Task material:
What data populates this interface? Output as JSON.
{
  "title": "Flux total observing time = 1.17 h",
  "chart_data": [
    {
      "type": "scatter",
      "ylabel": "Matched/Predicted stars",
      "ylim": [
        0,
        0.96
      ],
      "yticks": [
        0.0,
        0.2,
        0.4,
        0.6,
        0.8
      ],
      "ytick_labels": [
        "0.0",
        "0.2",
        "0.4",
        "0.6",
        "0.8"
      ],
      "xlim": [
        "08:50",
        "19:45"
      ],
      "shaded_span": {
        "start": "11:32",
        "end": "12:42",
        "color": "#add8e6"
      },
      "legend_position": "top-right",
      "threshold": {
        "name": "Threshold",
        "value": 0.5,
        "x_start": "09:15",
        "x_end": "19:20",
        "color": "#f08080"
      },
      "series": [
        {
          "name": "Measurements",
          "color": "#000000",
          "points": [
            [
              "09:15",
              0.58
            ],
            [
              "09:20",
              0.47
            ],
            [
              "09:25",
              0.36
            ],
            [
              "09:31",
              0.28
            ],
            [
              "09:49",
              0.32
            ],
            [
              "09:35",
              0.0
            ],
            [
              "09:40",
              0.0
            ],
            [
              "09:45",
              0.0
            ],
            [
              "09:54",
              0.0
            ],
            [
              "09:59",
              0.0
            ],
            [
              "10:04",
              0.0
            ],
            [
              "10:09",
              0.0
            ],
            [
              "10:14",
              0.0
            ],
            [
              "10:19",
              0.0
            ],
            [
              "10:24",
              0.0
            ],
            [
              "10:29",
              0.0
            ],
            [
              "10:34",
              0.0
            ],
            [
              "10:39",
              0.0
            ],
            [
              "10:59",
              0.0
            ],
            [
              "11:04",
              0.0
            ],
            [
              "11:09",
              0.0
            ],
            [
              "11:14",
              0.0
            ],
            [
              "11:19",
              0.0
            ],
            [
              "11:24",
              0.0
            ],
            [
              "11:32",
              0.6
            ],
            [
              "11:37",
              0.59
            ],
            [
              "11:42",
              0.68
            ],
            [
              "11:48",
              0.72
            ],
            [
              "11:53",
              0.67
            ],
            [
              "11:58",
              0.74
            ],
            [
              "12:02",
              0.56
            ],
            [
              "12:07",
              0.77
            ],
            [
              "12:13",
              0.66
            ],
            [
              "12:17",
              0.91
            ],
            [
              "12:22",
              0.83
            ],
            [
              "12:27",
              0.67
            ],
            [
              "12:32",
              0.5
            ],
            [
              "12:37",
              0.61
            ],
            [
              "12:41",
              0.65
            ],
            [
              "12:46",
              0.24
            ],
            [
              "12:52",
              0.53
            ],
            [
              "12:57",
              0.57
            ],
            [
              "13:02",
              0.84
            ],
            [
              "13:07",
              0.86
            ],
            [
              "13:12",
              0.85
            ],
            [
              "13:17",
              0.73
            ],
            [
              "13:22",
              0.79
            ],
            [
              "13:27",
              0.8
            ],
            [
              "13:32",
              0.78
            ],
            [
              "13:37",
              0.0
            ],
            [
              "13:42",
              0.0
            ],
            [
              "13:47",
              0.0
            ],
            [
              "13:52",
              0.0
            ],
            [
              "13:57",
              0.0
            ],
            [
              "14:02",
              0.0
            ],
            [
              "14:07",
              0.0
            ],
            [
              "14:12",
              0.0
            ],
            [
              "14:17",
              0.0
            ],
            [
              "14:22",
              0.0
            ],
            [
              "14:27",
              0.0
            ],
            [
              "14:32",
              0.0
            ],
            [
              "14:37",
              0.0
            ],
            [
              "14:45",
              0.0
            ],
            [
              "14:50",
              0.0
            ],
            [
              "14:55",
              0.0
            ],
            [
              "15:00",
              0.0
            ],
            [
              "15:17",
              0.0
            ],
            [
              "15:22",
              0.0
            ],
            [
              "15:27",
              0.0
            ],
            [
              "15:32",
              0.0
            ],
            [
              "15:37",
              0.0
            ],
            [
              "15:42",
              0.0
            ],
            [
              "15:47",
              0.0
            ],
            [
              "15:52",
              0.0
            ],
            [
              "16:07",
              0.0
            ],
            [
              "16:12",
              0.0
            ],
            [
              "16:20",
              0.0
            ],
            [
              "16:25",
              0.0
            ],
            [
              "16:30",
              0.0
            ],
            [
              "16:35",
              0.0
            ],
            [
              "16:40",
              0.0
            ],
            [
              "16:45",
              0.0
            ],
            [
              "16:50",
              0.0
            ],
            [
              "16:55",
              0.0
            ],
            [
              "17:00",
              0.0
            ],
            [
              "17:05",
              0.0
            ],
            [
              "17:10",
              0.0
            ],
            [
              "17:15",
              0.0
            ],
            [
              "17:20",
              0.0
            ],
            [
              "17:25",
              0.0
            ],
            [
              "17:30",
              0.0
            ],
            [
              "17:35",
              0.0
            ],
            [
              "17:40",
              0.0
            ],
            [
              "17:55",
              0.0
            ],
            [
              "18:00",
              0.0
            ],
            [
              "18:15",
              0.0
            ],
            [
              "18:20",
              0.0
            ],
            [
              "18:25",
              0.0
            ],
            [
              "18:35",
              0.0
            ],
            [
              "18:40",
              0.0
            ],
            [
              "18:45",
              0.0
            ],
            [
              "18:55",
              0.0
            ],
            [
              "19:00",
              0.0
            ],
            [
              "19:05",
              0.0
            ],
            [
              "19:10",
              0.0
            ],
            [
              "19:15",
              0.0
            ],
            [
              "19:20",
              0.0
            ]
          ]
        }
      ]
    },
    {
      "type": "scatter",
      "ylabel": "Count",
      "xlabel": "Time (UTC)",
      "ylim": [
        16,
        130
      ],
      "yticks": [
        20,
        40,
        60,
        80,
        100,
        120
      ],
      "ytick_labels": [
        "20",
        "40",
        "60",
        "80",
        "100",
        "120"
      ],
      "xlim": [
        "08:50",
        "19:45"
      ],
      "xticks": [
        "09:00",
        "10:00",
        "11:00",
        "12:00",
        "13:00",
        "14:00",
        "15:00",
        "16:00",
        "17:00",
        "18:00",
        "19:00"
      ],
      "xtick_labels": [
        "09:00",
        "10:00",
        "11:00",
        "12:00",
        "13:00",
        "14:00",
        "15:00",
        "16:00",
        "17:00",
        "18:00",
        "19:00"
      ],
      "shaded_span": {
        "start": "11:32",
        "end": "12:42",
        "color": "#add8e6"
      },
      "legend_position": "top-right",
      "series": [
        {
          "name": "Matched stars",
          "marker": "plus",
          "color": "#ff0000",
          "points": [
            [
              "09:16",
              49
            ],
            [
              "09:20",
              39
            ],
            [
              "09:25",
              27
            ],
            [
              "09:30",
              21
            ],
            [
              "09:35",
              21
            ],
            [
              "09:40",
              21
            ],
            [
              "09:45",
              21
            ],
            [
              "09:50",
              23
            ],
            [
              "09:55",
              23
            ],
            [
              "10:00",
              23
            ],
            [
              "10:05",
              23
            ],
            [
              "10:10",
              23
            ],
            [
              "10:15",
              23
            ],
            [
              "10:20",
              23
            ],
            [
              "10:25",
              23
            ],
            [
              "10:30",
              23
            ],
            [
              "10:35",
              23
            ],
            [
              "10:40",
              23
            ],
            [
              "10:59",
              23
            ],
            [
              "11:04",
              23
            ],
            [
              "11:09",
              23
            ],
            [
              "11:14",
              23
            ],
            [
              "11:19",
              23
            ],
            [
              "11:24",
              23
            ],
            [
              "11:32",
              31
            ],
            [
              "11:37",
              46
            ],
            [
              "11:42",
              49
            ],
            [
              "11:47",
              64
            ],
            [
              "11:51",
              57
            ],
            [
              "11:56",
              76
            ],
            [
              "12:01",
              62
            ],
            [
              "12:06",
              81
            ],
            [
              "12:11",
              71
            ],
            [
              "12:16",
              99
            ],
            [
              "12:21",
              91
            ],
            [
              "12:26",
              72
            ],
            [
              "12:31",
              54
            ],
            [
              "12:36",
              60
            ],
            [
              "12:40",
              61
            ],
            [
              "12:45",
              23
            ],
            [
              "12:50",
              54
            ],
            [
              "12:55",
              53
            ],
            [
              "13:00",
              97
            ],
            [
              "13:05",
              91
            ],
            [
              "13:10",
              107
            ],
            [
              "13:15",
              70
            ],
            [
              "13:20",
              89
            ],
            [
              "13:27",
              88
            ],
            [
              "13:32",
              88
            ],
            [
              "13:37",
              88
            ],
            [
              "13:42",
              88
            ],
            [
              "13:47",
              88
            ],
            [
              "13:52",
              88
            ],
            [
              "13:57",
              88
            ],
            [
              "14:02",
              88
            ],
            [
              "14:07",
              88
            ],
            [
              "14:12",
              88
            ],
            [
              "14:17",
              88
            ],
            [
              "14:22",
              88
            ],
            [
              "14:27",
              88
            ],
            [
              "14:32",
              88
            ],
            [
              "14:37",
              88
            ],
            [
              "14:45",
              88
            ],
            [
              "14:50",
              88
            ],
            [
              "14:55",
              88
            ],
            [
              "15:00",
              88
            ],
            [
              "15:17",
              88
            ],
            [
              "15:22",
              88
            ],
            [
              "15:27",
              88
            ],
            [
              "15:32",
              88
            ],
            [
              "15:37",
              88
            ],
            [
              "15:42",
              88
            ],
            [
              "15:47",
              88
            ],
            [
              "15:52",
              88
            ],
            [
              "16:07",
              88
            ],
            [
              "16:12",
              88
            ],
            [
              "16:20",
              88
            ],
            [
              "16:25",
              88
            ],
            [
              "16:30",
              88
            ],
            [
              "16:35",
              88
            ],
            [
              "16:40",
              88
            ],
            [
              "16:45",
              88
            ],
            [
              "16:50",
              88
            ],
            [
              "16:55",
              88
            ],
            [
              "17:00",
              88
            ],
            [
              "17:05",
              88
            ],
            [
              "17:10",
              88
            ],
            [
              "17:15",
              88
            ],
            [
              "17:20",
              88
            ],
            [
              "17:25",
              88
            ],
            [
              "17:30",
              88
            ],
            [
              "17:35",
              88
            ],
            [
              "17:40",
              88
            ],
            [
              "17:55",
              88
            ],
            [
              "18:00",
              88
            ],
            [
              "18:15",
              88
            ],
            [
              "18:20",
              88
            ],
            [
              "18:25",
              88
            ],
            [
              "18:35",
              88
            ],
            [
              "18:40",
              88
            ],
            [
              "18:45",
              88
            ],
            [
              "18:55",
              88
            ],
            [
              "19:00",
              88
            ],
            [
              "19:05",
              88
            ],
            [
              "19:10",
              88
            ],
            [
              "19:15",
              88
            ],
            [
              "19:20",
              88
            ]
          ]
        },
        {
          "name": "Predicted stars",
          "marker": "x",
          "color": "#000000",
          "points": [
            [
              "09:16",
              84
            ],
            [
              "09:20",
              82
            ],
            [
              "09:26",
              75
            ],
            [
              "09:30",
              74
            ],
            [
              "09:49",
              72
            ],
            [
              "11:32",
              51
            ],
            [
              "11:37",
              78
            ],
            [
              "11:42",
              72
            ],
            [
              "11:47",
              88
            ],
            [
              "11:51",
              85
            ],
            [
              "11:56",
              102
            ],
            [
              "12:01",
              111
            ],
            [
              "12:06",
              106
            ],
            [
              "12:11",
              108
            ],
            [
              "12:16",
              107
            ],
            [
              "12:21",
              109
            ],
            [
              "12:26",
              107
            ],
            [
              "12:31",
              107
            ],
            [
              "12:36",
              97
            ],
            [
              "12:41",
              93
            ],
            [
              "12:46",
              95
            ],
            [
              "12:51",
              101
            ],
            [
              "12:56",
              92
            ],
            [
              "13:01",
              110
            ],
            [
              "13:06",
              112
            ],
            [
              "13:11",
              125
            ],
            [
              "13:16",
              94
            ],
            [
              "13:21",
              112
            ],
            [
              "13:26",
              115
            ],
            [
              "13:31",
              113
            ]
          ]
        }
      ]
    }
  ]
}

Required task: Collect each line containing the string "ylabel".

Answer to this problem:
      "ylabel": "Matched/Predicted stars",
      "ylabel": "Count",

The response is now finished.